● TASK INSTRUCTIONS: Which lines in the material below contain the word "کانون"? Copy each of them.

*-*-*

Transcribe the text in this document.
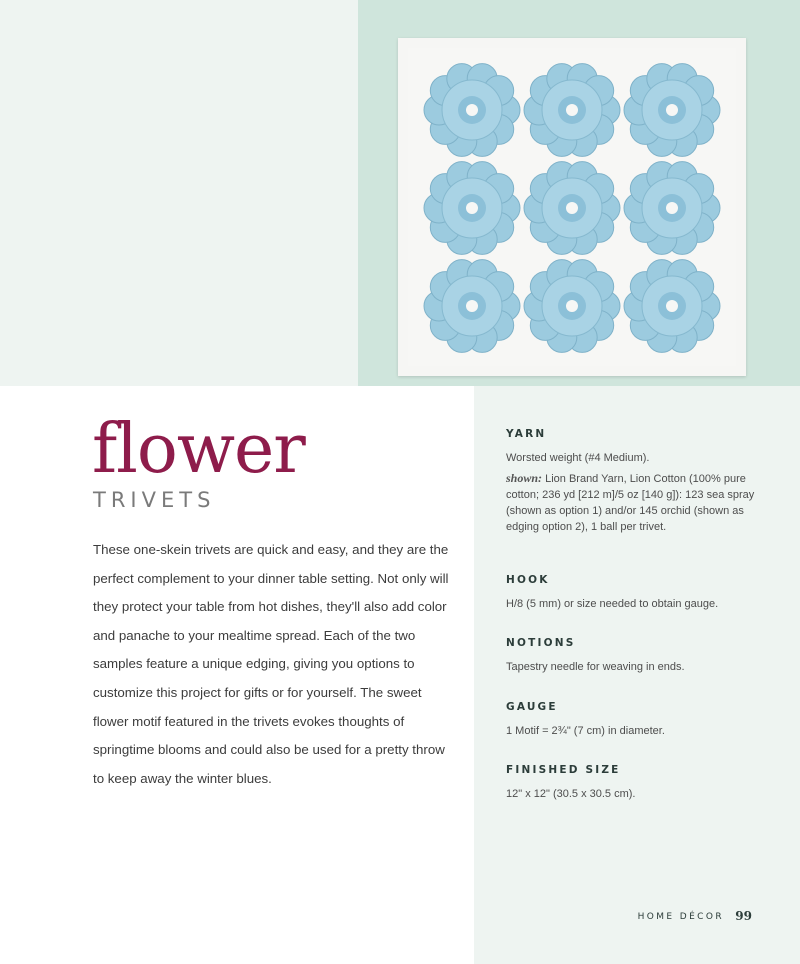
flower
TRIVETS
These one-skein trivets are quick and easy, and they are the perfect complement to your dinner table setting. Not only will they protect your table from hot dishes, they'll also add color and panache to your mealtime spread. Each of the two samples feature a unique edging, giving you options to customize this project for gifts or for yourself. The sweet flower motif featured in the trivets evokes thoughts of springtime blooms and could also be used for a pretty throw to keep away the winter blues.
YARN
Worsted weight (#4 Medium).
shown: Lion Brand Yarn, Lion Cotton (100% pure cotton; 236 yd [212 m]/5 oz [140 g]): 123 sea spray (shown as option 1) and/or 145 orchid (shown as edging option 2), 1 ball per trivet.
HOOK
H/8 (5 mm) or size needed to obtain gauge.
NOTIONS
Tapestry needle for weaving in ends.
GAUGE
1 Motif = 2¾" (7 cm) in diameter.
FINISHED SIZE
12" x 12" (30.5 x 30.5 cm).
HOME DÉCOR 99
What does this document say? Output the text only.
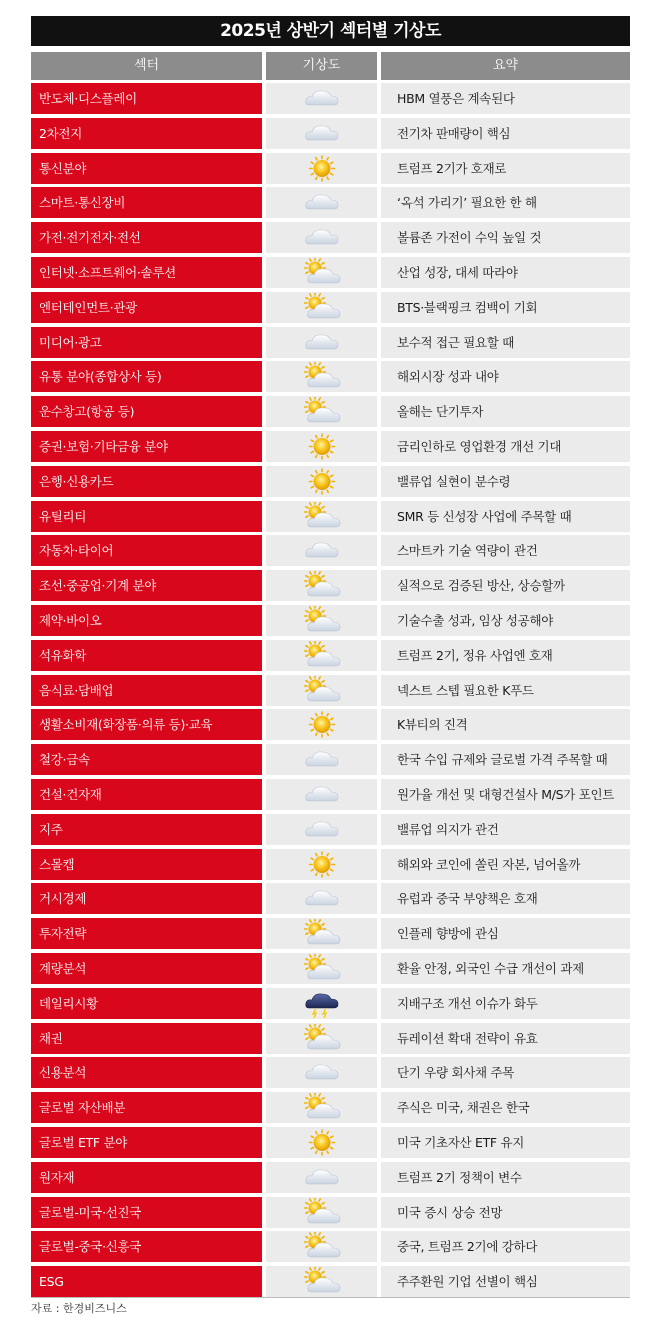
2025년 상반기 섹터별 기상도
섹터	기상도	요약
반도체·디스플레이	HBM 열풍은 계속된다
2차전지	전기차 판매량이 핵심
통신분야	트럼프 2기가 호재로
스마트·통신장비	‘옥석 가리기’ 필요한 한 해
가전·전기전자·전선	볼륨존 가전이 수익 높일 것
인터넷·소프트웨어·솔루션	산업 성장, 대세 따라야
엔터테인먼트·관광	BTS·블랙핑크 컴백이 기회
미디어·광고	보수적 접근 필요할 때
유통 분야(종합상사 등)	해외시장 성과 내야
운수창고(항공 등)	올해는 단기투자
증권·보험·기타금융 분야	금리인하로 영업환경 개선 기대
은행·신용카드	밸류업 실현이 분수령
유틸리티	SMR 등 신성장 사업에 주목할 때
자동차·타이어	스마트카 기술 역량이 관건
조선·중공업·기계 분야	실적으로 검증된 방산, 상승할까
제약·바이오	기술수출 성과, 임상 성공해야
석유화학	트럼프 2기, 정유 사업엔 호재
음식료·담배업	넥스트 스텝 필요한 K푸드
생활소비재(화장품·의류 등)·교육	K뷰티의 진격
철강·금속	한국 수입 규제와 글로벌 가격 주목할 때
건설·건자재	원가율 개선 및 대형건설사 M/S가 포인트
지주	밸류업 의지가 관건
스몰캡	해외와 코인에 쏠린 자본, 넘어올까
거시경제	유럽과 중국 부양책은 호재
투자전략	인플레 향방에 관심
계량분석	환율 안정, 외국인 수급 개선이 과제
데일리시황	지배구조 개선 이슈가 화두
채권	듀레이션 확대 전략이 유효
신용분석	단기 우량 회사채 주목
글로벌 자산배분	주식은 미국, 채권은 한국
글로벌 ETF 분야	미국 기초자산 ETF 유지
원자재	트럼프 2기 정책이 변수
글로벌-미국·선진국	미국 증시 상승 전망
글로벌-중국·신흥국	중국, 트럼프 2기에 강하다
ESG	주주환원 기업 선별이 핵심
자료 : 한경비즈니스
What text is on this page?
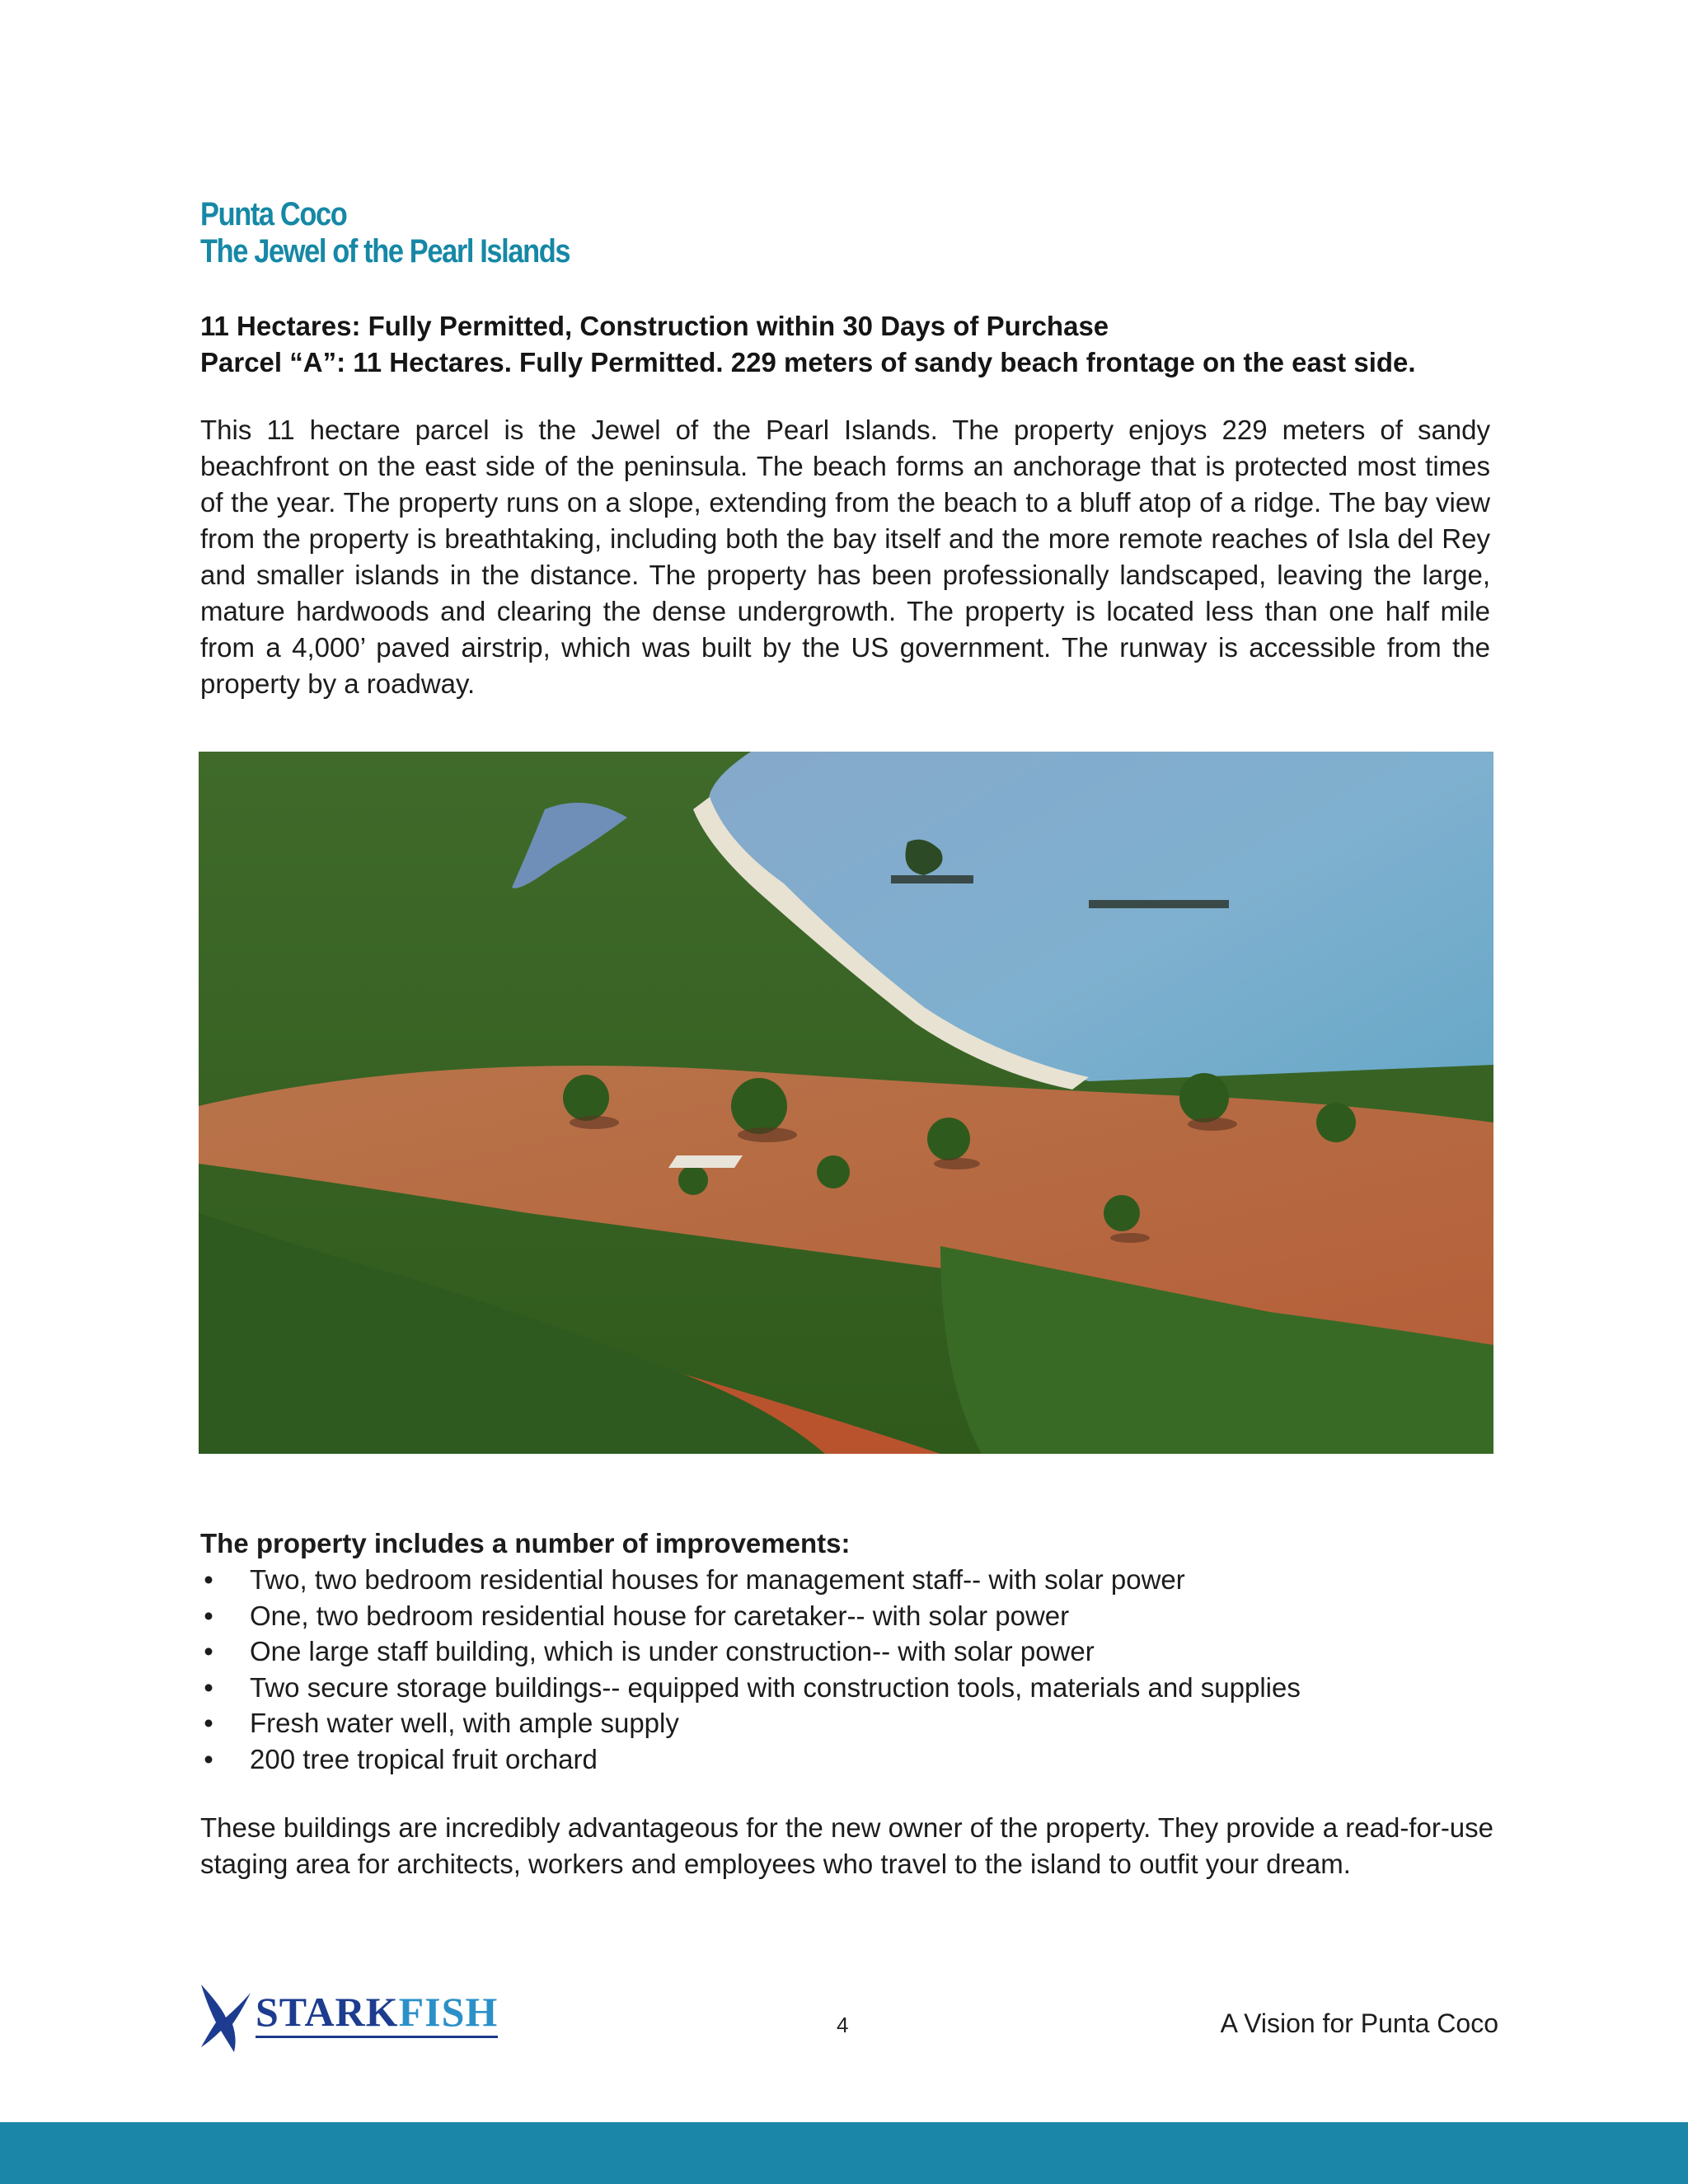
Punta Coco
The Jewel of the Pearl Islands
11 Hectares: Fully Permitted, Construction within 30 Days of Purchase
Parcel “A”: 11 Hectares. Fully Permitted. 229 meters of sandy beach frontage on the east side.

This 11 hectare parcel is the Jewel of the Pearl Islands. The property enjoys 229 meters of sandy beachfront on the east side of the peninsula. The beach forms an anchorage that is protected most times of the year. The property runs on a slope, extending from the beach to a bluff atop of a ridge. The bay view from the property is breathtaking, including both the bay itself and the more remote reaches of Isla del Rey and smaller islands in the distance. The property has been professionally landscaped, leaving the large, mature hardwoods and clearing the dense undergrowth. The property is located less than one half mile from a 4,000’ paved airstrip, which was built by the US government. The runway is accessible from the property by a roadway.

The property includes a number of improvements:
• Two, two bedroom residential houses for management staff-- with solar power
• One, two bedroom residential house for caretaker-- with solar power
• One large staff building, which is under construction-- with solar power
• Two secure storage buildings-- equipped with construction tools, materials and supplies
• Fresh water well, with ample supply
• 200 tree tropical fruit orchard

These buildings are incredibly advantageous for the new owner of the property. They provide a read-for-use staging area for architects, workers and employees who travel to the island to outfit your dream.

STARKFISH	4	A Vision for Punta Coco
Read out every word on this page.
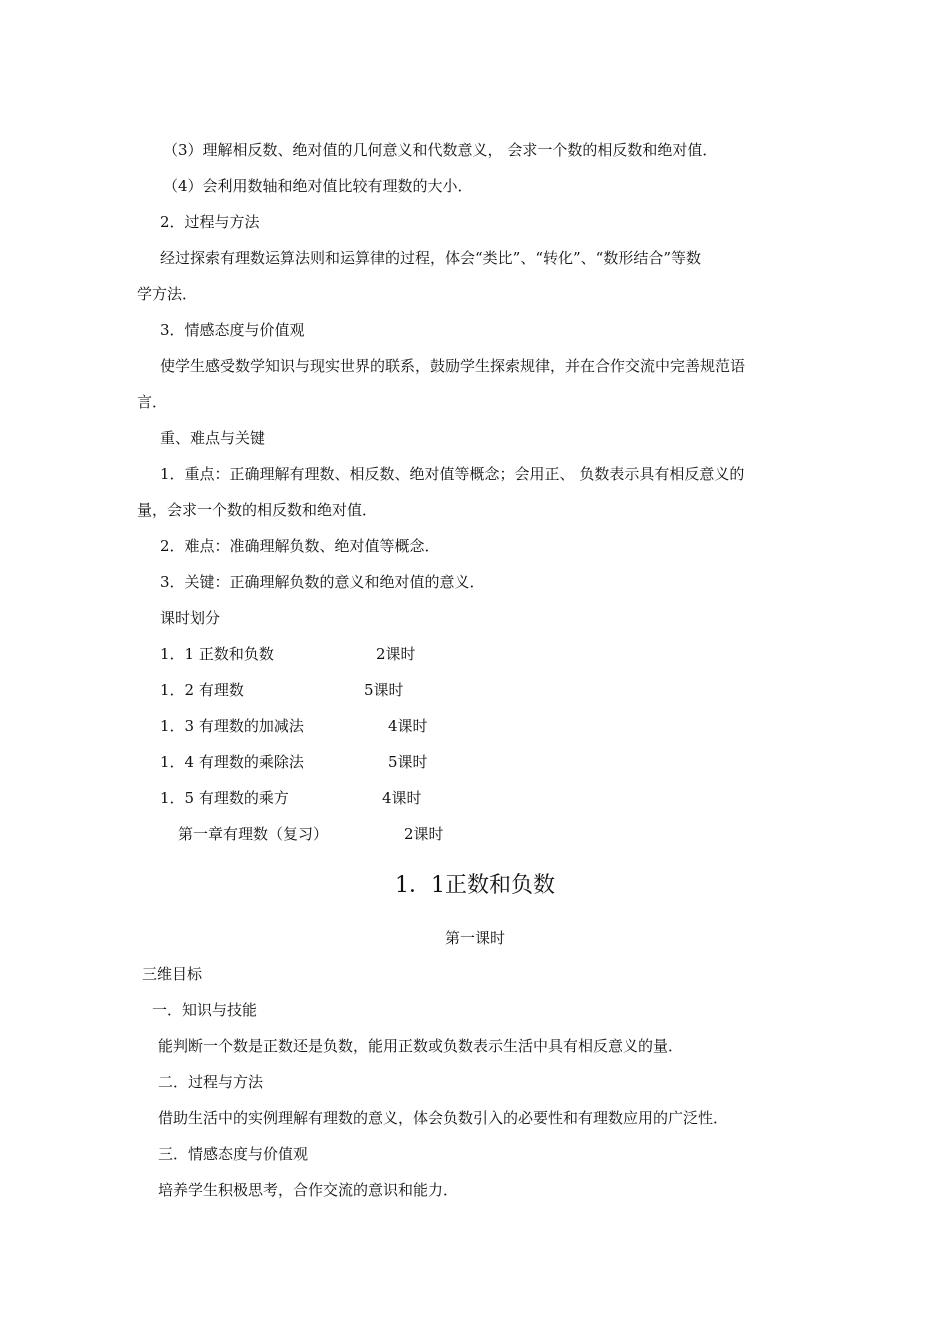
（3）理解相反数、绝对值的几何意义和代数意义， 会求一个数的相反数和绝对值．
（4）会利用数轴和绝对值比较有理数的大小．
2．过程与方法
经过探索有理数运算法则和运算律的过程，体会“类比”、“转化”、“数形结合”等数
学方法．
3．情感态度与价值观
使学生感受数学知识与现实世界的联系，鼓励学生探索规律，并在合作交流中完善规范语
言．
重、难点与关键
1．重点：正确理解有理数、相反数、绝对值等概念；会用正、 负数表示具有相反意义的
量，会求一个数的相反数和绝对值．
2．难点：准确理解负数、绝对值等概念．
3．关键：正确理解负数的意义和绝对值的意义．
课时划分
1．1 正数和负数	2课时
1．2 有理数	5课时
1．3 有理数的加减法	4课时
1．4 有理数的乘除法	5课时
1．5 有理数的乘方	4课时
第一章有理数（复习）	2课时
1．1正数和负数
第一课时
三维目标
一．知识与技能
能判断一个数是正数还是负数，能用正数或负数表示生活中具有相反意义的量．
二．过程与方法
借助生活中的实例理解有理数的意义，体会负数引入的必要性和有理数应用的广泛性．
三．情感态度与价值观
培养学生积极思考，合作交流的意识和能力．
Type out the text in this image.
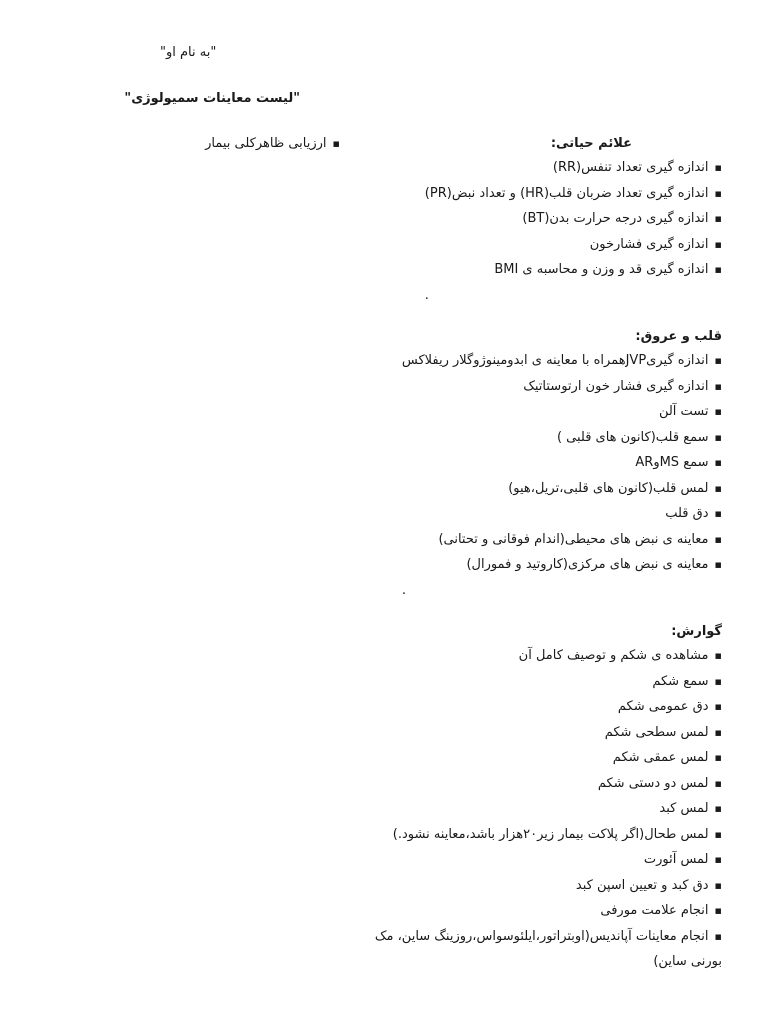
"به نام او"
"لیست معاینات سمیولوژی"
▪ارزیابی ظاهرکلی بیمار	علائم حیاتی:
▪ اندازه گیری تعداد تنفس(RR)
▪ اندازه گیری تعداد ضربان قلب(HR) و تعداد نبض(PR)
▪ اندازه گیری درجه حرارت بدن(BT)
▪ اندازه گیری فشارخون
▪ اندازه گیری قد و وزن و محاسبه ی BMI
.
قلب و عروق:
▪ اندازه گیریJVPهمراه با معاینه ی ابدومینوژوگلار ریفلاکس
▪ اندازه گیری فشار خون ارتوستاتیک
▪ تست آلن
▪ سمع قلب(کانون های قلبی )
▪ سمع MSوAR
▪ لمس قلب(کانون های قلبی،تریل،هیو)
▪ دق قلب
▪ معاینه ی نبض های محیطی(اندام فوقانی و تحتانی)
▪ معاینه ی نبض های مرکزی(کاروتید و فمورال)
.
گوارش:
▪ مشاهده ی شکم و توصیف کامل آن
▪ سمع شکم
▪ دق عمومی شکم
▪ لمس سطحی شکم
▪ لمس عمقی شکم
▪ لمس دو دستی شکم
▪ لمس کبد
▪ لمس طحال(اگر پلاکت بیمار زیر۲۰هزار باشد،معاینه نشود.)
▪ لمس آئورت
▪ دق کبد و تعیین اسپن کبد
▪ انجام علامت مورفی
▪ انجام معاینات آپاندیس(اوبتراتور،ایلئوسواس،روزینگ ساین، مک بورنی ساین)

*-*-*

● RESULT OF THIS TASK:
▪ سمع قلب(کانون های قلبی )
▪ لمس قلب(کانون های قلبی،تریل،هیو)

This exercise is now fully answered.